##### Items #####

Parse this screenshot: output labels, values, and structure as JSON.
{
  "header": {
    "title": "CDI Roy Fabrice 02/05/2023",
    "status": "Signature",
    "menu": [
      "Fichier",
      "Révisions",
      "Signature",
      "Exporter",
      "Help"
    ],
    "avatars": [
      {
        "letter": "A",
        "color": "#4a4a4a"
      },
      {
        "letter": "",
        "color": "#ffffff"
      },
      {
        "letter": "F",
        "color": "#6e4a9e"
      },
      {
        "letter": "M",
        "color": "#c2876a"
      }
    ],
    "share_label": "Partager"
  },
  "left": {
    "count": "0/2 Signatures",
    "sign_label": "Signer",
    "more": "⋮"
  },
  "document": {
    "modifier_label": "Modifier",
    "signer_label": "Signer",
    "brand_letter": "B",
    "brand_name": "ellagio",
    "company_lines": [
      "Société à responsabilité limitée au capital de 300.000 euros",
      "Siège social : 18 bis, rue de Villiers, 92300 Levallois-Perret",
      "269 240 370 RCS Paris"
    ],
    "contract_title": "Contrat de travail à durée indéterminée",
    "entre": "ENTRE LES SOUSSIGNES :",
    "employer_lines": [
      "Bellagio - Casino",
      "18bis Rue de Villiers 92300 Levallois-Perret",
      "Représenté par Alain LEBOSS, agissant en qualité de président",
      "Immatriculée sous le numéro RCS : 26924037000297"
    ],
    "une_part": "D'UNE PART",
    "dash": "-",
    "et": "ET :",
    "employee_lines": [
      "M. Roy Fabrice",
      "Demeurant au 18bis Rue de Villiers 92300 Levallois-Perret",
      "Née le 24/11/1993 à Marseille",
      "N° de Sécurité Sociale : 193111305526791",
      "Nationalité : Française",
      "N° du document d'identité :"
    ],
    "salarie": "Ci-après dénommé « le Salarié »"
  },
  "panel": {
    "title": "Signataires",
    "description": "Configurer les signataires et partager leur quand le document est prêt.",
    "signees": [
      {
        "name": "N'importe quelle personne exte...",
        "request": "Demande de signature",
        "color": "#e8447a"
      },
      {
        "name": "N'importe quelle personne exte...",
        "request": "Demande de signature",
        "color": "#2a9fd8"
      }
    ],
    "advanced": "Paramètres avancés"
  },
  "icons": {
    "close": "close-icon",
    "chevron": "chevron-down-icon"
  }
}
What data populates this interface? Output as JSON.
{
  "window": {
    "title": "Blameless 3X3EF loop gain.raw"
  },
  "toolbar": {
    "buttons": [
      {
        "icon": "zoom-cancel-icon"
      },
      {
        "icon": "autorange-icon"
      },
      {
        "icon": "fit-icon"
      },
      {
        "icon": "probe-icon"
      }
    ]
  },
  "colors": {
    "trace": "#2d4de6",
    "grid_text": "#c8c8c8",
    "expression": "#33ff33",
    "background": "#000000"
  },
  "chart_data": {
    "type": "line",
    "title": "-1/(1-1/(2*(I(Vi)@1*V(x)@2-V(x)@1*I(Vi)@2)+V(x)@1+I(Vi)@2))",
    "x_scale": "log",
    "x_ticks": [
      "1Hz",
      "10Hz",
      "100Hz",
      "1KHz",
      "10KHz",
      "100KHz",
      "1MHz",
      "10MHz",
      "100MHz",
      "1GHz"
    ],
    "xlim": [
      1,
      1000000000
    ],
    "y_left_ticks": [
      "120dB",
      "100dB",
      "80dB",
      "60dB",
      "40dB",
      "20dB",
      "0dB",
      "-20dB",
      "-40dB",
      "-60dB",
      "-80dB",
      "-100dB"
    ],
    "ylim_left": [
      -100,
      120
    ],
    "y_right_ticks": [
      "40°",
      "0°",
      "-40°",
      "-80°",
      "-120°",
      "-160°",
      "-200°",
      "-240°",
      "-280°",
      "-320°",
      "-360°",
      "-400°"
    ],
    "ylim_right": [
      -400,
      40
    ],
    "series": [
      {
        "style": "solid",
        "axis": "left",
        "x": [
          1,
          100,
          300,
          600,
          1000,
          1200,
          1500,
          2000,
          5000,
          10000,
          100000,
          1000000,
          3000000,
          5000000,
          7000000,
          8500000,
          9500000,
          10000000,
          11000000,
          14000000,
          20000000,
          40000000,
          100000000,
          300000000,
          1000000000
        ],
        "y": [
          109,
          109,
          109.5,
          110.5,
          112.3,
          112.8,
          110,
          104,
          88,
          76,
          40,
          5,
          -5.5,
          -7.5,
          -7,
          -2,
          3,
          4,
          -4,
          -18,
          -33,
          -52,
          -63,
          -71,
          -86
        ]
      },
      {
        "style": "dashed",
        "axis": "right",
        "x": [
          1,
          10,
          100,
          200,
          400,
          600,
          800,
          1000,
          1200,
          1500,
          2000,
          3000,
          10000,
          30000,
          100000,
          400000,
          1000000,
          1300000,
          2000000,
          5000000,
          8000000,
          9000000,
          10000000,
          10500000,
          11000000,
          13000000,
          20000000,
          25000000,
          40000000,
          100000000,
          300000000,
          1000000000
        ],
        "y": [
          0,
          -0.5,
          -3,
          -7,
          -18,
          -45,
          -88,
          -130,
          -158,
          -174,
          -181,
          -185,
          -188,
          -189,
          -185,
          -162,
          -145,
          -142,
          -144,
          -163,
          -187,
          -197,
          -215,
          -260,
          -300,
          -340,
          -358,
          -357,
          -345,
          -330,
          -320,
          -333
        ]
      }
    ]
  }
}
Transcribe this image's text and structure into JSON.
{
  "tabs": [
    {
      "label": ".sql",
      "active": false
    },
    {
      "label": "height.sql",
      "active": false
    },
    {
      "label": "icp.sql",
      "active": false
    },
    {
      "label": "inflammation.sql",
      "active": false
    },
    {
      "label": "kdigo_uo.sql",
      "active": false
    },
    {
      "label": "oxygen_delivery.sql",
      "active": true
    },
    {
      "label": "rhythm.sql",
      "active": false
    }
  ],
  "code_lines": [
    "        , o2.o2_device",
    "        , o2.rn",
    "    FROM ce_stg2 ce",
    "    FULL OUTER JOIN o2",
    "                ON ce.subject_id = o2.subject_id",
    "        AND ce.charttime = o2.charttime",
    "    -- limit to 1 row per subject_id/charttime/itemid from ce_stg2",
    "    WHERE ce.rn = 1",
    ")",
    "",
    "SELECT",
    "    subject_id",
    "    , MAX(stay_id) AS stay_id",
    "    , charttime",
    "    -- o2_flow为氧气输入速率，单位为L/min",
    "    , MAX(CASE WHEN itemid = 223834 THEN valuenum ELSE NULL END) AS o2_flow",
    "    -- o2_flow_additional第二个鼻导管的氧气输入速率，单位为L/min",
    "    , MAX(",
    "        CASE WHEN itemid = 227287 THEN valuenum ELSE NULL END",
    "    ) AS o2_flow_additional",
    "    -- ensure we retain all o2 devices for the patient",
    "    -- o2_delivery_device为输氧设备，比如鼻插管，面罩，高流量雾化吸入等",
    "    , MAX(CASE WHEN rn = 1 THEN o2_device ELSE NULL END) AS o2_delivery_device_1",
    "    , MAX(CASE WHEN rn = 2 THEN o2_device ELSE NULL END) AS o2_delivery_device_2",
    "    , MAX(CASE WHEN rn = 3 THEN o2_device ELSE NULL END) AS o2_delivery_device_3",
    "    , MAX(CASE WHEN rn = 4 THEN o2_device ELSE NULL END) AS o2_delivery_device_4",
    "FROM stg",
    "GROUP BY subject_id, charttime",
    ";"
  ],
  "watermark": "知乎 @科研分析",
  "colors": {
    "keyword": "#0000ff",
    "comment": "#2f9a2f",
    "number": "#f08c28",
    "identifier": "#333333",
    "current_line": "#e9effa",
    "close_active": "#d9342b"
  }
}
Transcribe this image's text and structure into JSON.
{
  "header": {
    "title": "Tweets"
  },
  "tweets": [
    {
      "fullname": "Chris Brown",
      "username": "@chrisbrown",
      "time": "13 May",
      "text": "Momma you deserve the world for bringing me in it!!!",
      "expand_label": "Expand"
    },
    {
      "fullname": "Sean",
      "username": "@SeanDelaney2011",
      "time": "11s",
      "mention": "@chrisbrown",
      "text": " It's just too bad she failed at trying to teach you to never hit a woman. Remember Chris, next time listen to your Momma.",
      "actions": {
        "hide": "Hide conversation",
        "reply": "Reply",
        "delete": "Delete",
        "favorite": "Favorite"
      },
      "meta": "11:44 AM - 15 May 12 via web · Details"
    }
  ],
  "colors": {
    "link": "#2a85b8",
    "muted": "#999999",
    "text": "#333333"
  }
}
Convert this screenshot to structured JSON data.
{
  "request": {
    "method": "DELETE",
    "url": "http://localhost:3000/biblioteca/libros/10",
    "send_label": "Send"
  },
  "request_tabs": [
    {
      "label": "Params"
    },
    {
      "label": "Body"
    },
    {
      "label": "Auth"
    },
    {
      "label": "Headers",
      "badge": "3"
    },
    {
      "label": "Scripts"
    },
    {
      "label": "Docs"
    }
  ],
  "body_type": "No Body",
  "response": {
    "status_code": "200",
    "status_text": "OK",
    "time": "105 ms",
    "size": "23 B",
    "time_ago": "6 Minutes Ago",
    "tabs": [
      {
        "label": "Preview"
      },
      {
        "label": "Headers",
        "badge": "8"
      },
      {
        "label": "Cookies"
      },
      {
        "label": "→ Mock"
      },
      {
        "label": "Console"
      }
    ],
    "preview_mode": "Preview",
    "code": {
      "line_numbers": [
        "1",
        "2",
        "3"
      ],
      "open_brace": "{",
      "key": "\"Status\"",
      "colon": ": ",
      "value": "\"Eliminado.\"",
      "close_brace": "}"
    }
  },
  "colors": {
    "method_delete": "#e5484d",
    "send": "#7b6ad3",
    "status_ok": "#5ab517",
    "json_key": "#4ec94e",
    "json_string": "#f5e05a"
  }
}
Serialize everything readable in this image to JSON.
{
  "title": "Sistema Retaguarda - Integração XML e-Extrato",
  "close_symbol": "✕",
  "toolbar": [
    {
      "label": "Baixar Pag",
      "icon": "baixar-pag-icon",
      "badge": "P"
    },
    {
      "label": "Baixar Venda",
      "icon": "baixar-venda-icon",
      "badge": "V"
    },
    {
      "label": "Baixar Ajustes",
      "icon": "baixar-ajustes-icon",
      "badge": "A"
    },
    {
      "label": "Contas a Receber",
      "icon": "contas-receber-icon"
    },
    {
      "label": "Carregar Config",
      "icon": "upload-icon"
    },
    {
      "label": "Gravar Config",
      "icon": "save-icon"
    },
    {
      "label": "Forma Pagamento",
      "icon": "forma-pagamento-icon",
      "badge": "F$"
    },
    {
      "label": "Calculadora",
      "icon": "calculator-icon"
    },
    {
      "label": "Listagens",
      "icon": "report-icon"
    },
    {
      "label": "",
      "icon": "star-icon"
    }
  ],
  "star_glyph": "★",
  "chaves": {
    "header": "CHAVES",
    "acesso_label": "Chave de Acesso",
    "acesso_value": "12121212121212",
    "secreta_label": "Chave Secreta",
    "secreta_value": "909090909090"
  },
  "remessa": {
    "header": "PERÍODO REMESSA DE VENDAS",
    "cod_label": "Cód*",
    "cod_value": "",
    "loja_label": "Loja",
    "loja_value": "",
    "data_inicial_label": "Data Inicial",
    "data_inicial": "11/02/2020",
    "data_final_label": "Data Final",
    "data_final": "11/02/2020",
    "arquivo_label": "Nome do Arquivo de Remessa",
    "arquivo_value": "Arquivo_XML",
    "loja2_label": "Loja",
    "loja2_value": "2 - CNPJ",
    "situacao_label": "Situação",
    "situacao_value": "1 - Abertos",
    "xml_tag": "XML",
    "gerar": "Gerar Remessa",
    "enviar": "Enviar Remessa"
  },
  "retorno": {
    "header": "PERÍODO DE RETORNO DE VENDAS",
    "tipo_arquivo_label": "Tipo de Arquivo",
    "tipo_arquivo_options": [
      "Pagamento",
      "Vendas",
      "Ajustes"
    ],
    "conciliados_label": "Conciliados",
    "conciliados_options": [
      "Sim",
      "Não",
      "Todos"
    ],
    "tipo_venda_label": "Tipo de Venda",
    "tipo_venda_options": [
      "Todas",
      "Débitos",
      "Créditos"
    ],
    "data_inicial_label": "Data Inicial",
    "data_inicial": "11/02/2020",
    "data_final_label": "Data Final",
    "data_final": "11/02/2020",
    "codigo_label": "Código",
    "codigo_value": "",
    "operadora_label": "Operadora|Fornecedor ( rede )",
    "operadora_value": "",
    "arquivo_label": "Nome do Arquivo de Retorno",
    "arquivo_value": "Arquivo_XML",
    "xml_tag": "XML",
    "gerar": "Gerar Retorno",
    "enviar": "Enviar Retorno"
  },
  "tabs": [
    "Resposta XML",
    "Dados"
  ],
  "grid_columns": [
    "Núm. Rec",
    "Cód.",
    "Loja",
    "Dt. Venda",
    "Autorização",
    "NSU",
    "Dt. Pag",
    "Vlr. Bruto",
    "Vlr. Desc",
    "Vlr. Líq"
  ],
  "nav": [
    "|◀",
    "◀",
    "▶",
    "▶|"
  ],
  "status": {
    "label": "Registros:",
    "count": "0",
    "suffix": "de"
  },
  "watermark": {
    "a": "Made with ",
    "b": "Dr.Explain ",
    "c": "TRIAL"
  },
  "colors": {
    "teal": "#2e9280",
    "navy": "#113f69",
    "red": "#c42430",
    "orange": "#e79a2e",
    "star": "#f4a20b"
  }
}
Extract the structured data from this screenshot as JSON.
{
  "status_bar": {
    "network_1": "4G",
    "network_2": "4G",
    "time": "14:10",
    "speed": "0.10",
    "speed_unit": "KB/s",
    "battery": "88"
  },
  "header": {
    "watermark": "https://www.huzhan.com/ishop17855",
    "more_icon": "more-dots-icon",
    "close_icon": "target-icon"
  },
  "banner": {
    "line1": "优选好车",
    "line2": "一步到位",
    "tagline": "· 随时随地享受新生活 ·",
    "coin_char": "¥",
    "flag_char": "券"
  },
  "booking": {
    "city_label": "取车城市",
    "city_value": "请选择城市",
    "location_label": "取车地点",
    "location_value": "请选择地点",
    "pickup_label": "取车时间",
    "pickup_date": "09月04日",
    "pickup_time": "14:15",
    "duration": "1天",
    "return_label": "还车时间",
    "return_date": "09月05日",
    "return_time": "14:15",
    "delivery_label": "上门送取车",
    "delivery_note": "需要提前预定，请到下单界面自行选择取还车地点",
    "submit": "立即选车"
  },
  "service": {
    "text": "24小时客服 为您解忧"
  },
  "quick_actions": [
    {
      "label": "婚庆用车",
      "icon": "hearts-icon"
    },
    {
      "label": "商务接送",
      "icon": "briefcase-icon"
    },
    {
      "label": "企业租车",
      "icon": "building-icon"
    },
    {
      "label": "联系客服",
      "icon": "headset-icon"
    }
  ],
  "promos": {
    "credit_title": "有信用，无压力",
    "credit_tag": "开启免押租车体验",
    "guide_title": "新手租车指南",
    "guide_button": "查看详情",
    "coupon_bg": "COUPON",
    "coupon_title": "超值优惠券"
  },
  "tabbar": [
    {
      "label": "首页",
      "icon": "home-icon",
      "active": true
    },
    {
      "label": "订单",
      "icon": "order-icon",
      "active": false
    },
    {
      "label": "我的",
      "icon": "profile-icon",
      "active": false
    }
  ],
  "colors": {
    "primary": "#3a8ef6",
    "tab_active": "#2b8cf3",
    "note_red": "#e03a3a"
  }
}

#####

» Given exercise:
Check each line of the records above for the string "itemid", and report every line that has it.

» Output:
    "    -- limit to 1 row per subject_id/charttime/itemid from ce_stg2",
    "    , MAX(CASE WHEN itemid = 223834 THEN valuenum ELSE NULL END) AS o2_flow",
    "        CASE WHEN itemid = 227287 THEN valuenum ELSE NULL END",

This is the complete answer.